• [Data for the task]:
START

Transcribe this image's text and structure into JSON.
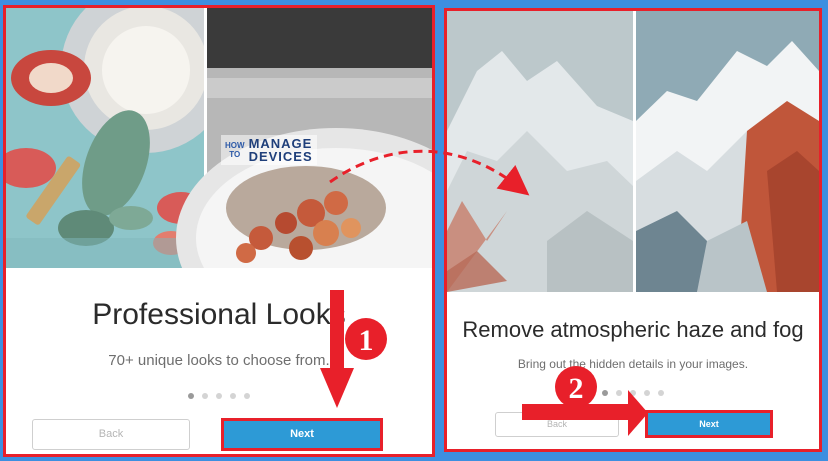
{
  "watermark": {
    "how": "HOW",
    "to": "TO",
    "manage": "MANAGE",
    "devices": "DEVICES"
  },
  "panels": [
    {
      "title": "Professional Looks",
      "subtitle": "70+ unique looks to choose from.",
      "back_label": "Back",
      "next_label": "Next",
      "dots_total": 5,
      "dots_active": 1
    },
    {
      "title": "Remove atmospheric haze and fog",
      "subtitle": "Bring out the hidden details in your images.",
      "back_label": "Back",
      "next_label": "Next",
      "dots_total": 5,
      "dots_active": 1
    }
  ],
  "annotations": {
    "step1": "1",
    "step2": "2"
  },
  "colors": {
    "accent_red": "#e8202a",
    "next_blue": "#2d9ad6",
    "background_blue": "#3d8fe0"
  }
}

END

• [What to work on]: Return all lines containing "subtitle".

• [Finished answer]:
      "subtitle": "70+ unique looks to choose from.",
      "subtitle": "Bring out the hidden details in your images.",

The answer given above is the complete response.